> [Exercise instructions]:
Each record is to be printed again precisely as it reads.

> [Stored entries]:

_ _ _ _

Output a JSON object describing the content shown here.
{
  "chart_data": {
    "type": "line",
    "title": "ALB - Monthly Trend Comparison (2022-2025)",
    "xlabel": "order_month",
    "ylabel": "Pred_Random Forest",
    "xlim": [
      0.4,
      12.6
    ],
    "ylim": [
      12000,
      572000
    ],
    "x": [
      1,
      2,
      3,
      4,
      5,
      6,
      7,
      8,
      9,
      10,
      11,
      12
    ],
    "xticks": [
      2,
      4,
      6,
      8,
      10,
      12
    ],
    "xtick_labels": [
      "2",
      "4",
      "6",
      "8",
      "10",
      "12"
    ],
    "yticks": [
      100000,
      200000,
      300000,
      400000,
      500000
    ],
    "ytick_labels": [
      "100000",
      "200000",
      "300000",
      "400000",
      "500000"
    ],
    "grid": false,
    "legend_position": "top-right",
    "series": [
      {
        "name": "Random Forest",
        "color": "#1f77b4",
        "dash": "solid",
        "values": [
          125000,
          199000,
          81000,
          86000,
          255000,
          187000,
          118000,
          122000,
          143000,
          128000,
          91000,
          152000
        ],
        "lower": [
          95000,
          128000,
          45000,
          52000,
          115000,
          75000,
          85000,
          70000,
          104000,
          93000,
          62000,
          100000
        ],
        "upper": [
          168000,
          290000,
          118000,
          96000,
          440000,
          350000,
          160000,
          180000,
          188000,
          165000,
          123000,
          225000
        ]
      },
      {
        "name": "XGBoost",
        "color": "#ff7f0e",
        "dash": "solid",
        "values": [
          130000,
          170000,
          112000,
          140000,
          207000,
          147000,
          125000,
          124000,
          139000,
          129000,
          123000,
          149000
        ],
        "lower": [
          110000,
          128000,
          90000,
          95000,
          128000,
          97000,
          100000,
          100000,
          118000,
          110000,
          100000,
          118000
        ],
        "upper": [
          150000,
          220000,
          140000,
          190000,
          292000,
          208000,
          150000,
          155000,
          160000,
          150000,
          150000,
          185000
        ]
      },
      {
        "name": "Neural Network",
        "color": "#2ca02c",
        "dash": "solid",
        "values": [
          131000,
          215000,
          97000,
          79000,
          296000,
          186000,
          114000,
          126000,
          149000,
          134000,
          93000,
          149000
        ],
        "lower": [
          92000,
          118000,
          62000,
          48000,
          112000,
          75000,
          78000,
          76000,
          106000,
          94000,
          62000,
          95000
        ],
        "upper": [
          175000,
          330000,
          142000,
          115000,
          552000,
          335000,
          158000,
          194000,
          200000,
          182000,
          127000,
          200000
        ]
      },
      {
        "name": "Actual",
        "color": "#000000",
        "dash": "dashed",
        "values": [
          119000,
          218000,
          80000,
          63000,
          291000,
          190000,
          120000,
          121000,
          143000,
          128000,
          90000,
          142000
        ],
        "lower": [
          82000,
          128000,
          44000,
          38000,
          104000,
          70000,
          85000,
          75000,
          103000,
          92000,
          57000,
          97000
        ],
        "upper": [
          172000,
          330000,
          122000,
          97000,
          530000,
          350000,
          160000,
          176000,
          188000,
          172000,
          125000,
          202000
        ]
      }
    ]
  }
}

_ _ _ _

> [Solution to the exercise]:
Output a JSON object describing the content shown here.
{
  "chart_data": {
    "type": "line",
    "title": "ALB - Monthly Trend Comparison (2022-2025)",
    "xlabel": "order_month",
    "ylabel": "Pred_Random Forest",
    "xlim": [
      0.4,
      12.6
    ],
    "ylim": [
      12000,
      572000
    ],
    "x": [
      1,
      2,
      3,
      4,
      5,
      6,
      7,
      8,
      9,
      10,
      11,
      12
    ],
    "xticks": [
      2,
      4,
      6,
      8,
      10,
      12
    ],
    "xtick_labels": [
      "2",
      "4",
      "6",
      "8",
      "10",
      "12"
    ],
    "yticks": [
      100000,
      200000,
      300000,
      400000,
      500000
    ],
    "ytick_labels": [
      "100000",
      "200000",
      "300000",
      "400000",
      "500000"
    ],
    "grid": false,
    "legend_position": "top-right",
    "series": [
      {
        "name": "Random Forest",
        "color": "#1f77b4",
        "dash": "solid",
        "values": [
          125000,
          199000,
          81000,
          86000,
          255000,
          187000,
          118000,
          122000,
          143000,
          128000,
          91000,
          152000
        ],
        "lower": [
          95000,
          128000,
          45000,
          52000,
          115000,
          75000,
          85000,
          70000,
          104000,
          93000,
          62000,
          100000
        ],
        "upper": [
          168000,
          290000,
          118000,
          96000,
          440000,
          350000,
          160000,
          180000,
          188000,
          165000,
          123000,
          225000
        ]
      },
      {
        "name": "XGBoost",
        "color": "#ff7f0e",
        "dash": "solid",
        "values": [
          130000,
          170000,
          112000,
          140000,
          207000,
          147000,
          125000,
          124000,
          139000,
          129000,
          123000,
          149000
        ],
        "lower": [
          110000,
          128000,
          90000,
          95000,
          128000,
          97000,
          100000,
          100000,
          118000,
          110000,
          100000,
          118000
        ],
        "upper": [
          150000,
          220000,
          140000,
          190000,
          292000,
          208000,
          150000,
          155000,
          160000,
          150000,
          150000,
          185000
        ]
      },
      {
        "name": "Neural Network",
        "color": "#2ca02c",
        "dash": "solid",
        "values": [
          131000,
          215000,
          97000,
          79000,
          296000,
          186000,
          114000,
          126000,
          149000,
          134000,
          93000,
          149000
        ],
        "lower": [
          92000,
          118000,
          62000,
          48000,
          112000,
          75000,
          78000,
          76000,
          106000,
          94000,
          62000,
          95000
        ],
        "upper": [
          175000,
          330000,
          142000,
          115000,
          552000,
          335000,
          158000,
          194000,
          200000,
          182000,
          127000,
          200000
        ]
      },
      {
        "name": "Actual",
        "color": "#000000",
        "dash": "dashed",
        "values": [
          119000,
          218000,
          80000,
          63000,
          291000,
          190000,
          120000,
          121000,
          143000,
          128000,
          90000,
          142000
        ],
        "lower": [
          82000,
          128000,
          44000,
          38000,
          104000,
          70000,
          85000,
          75000,
          103000,
          92000,
          57000,
          97000
        ],
        "upper": [
          172000,
          330000,
          122000,
          97000,
          530000,
          350000,
          160000,
          176000,
          188000,
          172000,
          125000,
          202000
        ]
      }
    ]
  }
}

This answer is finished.